Stored items from a collection:
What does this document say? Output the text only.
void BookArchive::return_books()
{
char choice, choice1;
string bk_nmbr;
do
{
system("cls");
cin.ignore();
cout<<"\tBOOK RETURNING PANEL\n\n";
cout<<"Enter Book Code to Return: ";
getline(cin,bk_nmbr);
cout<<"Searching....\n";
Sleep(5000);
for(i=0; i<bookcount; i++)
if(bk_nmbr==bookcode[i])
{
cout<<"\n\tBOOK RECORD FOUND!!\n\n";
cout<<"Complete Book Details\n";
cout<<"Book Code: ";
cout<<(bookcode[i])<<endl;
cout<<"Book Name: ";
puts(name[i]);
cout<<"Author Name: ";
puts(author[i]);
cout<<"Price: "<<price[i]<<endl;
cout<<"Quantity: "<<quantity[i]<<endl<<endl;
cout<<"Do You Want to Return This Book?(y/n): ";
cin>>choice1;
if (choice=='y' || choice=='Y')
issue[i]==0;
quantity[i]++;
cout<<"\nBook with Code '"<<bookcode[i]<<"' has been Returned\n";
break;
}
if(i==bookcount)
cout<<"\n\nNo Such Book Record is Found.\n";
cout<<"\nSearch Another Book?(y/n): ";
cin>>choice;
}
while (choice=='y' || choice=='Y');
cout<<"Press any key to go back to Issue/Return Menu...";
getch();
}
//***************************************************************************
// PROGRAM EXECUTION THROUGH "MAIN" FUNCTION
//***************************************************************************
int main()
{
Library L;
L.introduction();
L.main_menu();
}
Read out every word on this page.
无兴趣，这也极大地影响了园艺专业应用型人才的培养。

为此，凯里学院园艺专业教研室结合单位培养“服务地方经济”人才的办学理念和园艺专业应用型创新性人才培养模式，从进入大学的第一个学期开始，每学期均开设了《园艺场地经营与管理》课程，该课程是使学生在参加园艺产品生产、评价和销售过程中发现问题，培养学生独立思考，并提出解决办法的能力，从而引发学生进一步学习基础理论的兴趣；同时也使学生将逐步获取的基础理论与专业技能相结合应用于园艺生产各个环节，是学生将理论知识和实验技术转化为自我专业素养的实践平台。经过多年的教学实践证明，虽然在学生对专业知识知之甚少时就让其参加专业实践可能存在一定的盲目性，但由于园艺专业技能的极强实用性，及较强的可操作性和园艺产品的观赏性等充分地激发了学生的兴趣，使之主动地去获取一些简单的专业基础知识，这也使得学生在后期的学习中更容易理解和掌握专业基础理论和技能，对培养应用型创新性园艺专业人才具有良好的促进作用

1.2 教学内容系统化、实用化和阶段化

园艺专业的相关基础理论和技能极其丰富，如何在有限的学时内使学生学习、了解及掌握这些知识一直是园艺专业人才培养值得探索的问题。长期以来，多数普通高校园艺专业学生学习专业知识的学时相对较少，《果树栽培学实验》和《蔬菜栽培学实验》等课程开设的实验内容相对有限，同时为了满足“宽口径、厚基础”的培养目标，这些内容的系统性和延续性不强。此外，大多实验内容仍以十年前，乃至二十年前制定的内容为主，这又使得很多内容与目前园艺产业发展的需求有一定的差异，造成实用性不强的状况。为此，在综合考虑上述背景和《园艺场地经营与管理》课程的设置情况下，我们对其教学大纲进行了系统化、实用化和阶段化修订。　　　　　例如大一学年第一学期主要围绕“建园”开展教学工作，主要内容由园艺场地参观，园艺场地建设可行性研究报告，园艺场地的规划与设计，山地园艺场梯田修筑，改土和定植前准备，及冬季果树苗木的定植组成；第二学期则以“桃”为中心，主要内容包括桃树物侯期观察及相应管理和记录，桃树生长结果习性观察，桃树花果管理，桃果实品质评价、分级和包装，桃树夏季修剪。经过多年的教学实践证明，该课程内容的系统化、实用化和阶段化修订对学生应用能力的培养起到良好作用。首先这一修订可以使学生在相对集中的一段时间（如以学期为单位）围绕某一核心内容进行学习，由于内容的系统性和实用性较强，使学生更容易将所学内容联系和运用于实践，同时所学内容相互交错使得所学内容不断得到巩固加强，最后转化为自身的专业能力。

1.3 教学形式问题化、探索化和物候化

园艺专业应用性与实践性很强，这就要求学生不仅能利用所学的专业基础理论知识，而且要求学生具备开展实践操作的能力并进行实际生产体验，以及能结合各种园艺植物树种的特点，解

### PROBLEM TO WORK ON
Scan the data for the word "quantity" and copy every line where it shows up.

### WRITTEN RESPONSE
cout<<"Quantity: "<<quantity[i]<<endl<<endl;
quantity[i]++;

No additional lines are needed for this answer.